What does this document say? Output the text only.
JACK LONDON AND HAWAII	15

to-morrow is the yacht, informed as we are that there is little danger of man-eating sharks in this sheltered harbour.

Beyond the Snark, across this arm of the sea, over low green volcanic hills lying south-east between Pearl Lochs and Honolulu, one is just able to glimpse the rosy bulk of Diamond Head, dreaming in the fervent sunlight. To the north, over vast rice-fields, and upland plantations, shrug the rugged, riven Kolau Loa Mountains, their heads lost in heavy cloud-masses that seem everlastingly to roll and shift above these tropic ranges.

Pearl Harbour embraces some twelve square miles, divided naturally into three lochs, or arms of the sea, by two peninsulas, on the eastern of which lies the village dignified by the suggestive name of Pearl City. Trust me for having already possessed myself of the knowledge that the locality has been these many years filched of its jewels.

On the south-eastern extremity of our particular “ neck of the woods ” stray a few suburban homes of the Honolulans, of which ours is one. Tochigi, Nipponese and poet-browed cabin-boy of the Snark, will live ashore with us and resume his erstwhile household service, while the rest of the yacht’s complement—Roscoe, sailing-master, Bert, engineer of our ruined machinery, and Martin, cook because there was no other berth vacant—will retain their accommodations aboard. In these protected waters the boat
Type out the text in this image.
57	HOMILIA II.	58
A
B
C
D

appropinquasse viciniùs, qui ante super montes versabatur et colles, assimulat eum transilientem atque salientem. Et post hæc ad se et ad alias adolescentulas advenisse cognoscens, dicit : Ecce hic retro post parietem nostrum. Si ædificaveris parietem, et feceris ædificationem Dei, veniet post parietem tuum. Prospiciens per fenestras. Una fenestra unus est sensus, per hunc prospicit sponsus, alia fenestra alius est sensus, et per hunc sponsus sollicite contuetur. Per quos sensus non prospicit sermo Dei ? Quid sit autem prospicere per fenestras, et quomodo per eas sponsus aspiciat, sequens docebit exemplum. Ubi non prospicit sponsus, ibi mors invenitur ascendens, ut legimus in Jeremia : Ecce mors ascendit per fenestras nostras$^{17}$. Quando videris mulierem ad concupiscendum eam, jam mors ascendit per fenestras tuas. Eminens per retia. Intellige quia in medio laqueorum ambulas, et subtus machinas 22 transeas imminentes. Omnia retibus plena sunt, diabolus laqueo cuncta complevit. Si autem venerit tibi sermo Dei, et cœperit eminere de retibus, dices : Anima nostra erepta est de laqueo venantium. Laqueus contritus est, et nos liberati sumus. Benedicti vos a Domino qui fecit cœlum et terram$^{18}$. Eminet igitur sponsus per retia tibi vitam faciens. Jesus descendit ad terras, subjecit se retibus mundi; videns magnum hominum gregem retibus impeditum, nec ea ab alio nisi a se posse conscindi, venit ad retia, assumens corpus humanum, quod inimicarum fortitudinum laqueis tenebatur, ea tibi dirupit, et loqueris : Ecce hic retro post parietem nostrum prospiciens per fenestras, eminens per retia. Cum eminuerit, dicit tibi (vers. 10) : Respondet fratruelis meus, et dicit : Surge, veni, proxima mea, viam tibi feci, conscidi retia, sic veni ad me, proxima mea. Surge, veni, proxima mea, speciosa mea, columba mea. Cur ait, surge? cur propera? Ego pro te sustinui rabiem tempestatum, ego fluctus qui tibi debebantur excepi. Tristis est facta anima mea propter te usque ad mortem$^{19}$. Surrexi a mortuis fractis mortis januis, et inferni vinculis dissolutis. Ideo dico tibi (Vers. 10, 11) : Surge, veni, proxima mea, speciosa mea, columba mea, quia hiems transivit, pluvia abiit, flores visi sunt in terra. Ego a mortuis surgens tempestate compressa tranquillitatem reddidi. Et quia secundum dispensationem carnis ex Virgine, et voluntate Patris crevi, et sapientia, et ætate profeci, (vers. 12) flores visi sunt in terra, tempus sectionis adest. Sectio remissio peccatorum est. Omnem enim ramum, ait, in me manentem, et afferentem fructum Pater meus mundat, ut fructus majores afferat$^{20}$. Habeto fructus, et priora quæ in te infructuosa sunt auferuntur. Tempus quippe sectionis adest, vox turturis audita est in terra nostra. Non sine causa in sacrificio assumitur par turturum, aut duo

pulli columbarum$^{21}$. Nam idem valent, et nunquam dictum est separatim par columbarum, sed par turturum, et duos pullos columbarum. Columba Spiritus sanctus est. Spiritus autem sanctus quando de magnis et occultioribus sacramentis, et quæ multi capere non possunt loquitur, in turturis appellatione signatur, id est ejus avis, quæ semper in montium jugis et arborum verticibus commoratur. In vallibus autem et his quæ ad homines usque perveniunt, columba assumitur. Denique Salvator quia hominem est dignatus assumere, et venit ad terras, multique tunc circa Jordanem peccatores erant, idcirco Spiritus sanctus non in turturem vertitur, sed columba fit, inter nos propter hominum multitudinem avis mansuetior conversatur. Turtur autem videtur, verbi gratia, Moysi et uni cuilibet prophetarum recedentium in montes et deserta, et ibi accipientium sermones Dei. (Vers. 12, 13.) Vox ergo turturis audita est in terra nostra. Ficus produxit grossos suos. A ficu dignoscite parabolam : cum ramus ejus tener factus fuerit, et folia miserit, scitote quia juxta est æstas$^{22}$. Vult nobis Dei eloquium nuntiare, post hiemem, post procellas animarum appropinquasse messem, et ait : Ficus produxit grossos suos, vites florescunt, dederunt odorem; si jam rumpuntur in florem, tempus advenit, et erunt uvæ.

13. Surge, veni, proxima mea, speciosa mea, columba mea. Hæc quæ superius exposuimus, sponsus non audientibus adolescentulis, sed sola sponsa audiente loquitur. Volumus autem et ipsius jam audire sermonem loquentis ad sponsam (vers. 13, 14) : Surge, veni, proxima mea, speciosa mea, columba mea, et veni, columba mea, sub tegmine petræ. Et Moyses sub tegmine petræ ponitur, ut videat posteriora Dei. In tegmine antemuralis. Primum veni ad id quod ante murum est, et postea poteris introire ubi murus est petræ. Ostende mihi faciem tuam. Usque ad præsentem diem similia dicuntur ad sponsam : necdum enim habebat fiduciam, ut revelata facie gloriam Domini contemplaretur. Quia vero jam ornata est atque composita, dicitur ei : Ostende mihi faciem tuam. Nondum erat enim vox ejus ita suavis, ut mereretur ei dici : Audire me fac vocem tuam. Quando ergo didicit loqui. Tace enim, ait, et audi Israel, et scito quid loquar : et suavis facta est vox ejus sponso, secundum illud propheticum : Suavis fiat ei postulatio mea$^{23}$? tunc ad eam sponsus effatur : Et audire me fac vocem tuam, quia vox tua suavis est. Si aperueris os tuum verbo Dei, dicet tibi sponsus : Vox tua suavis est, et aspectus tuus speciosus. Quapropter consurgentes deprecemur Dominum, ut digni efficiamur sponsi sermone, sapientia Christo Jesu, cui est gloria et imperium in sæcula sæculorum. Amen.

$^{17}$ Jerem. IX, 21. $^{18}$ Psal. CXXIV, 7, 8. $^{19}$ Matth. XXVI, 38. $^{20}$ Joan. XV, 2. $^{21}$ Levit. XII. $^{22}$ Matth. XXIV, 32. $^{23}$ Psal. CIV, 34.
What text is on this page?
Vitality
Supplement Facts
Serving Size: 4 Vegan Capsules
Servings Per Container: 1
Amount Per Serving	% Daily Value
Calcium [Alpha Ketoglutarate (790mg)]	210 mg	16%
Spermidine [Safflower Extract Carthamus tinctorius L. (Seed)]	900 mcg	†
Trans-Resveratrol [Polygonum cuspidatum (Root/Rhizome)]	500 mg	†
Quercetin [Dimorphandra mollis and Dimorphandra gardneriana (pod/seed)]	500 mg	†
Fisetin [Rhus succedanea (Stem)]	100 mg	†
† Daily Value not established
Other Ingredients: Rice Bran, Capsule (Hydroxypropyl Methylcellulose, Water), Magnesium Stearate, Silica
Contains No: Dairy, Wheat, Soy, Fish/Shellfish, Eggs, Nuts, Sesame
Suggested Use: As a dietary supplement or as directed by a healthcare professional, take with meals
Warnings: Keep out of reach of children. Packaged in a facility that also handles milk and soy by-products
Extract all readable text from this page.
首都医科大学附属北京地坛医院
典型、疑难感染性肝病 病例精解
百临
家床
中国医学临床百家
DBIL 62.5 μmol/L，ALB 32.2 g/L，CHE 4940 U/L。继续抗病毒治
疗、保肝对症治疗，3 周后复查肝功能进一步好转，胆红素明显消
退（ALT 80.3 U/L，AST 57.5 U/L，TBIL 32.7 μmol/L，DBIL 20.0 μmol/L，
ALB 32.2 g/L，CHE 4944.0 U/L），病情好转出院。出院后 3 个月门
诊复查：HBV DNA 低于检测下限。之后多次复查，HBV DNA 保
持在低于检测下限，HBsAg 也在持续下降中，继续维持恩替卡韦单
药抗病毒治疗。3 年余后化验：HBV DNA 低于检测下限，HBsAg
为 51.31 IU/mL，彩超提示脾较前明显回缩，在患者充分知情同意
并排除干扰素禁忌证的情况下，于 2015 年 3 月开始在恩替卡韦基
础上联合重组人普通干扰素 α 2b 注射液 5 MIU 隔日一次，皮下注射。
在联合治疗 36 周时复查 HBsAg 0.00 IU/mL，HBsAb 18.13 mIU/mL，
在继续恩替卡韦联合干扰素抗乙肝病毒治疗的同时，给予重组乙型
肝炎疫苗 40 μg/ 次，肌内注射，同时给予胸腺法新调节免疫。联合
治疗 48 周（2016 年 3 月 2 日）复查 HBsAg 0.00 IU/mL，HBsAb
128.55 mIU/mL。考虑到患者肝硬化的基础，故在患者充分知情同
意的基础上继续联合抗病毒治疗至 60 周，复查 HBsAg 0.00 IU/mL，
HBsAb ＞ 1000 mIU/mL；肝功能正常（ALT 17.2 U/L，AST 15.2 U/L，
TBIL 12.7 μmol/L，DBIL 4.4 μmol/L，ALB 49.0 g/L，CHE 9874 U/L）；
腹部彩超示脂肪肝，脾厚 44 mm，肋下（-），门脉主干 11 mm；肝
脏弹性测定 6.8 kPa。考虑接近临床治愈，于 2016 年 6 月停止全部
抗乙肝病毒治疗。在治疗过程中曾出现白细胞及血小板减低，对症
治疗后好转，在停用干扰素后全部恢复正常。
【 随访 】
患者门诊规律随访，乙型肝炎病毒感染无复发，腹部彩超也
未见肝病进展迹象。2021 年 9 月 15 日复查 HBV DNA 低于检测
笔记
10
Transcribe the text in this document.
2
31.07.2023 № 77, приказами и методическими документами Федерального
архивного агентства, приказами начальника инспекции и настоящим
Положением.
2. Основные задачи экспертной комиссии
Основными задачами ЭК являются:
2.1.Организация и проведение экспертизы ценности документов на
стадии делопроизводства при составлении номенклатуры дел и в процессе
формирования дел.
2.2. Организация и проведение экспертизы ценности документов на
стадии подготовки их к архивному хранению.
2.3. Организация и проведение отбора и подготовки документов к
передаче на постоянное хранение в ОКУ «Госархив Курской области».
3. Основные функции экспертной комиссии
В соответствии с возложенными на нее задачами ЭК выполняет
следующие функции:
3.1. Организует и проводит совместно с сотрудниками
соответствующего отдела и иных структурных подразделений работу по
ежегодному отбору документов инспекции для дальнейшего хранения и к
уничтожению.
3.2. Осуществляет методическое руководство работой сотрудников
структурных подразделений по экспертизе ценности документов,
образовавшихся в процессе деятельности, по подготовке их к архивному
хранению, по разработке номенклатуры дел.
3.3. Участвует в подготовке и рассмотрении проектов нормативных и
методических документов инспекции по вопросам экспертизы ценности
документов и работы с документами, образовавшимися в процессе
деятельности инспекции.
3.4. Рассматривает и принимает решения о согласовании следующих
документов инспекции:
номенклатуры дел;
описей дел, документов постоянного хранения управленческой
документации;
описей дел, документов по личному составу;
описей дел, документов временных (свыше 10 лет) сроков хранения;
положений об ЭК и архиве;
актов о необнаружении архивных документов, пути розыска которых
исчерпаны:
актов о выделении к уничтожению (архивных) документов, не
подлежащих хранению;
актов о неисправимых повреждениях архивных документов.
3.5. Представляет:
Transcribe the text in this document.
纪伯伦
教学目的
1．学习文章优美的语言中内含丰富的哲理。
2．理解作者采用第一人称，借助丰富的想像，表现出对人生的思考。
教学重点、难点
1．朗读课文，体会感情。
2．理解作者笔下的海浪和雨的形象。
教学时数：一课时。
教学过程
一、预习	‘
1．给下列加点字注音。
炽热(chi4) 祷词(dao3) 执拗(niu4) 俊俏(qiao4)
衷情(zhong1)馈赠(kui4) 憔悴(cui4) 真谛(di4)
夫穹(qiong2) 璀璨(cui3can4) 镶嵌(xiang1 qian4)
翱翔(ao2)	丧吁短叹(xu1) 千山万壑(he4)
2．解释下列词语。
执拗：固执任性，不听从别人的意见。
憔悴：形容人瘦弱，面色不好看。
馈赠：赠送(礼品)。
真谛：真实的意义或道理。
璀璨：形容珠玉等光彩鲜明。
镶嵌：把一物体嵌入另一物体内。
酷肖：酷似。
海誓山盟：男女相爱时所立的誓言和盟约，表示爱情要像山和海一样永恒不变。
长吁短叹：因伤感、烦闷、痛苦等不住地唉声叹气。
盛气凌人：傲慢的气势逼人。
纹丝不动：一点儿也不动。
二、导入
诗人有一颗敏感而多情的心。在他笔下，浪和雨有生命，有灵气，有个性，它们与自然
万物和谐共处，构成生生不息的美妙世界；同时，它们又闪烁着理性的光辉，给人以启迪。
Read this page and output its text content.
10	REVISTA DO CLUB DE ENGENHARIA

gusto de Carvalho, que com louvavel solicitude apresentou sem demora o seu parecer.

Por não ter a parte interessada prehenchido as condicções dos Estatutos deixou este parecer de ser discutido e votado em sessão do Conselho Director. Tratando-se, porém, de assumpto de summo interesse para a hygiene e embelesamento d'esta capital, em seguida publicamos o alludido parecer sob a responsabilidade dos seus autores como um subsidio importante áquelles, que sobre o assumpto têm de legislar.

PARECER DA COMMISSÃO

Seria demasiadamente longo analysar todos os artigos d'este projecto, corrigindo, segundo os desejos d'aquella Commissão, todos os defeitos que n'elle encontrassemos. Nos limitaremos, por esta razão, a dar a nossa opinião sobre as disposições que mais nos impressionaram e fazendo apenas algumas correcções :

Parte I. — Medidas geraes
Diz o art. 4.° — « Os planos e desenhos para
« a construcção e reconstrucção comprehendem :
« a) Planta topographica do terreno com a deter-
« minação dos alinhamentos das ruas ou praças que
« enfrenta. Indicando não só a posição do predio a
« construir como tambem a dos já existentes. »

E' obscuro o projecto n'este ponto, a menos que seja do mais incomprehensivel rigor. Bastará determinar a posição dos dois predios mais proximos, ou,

════════

SET EXERCISE:
Find the word "архивному" in the data and copy out each line where it turns up.

RESULT FOR THIS TASK:
стадии подготовки их к архивному хранению.
образовавшихся в процессе деятельности, по подготовке их к архивному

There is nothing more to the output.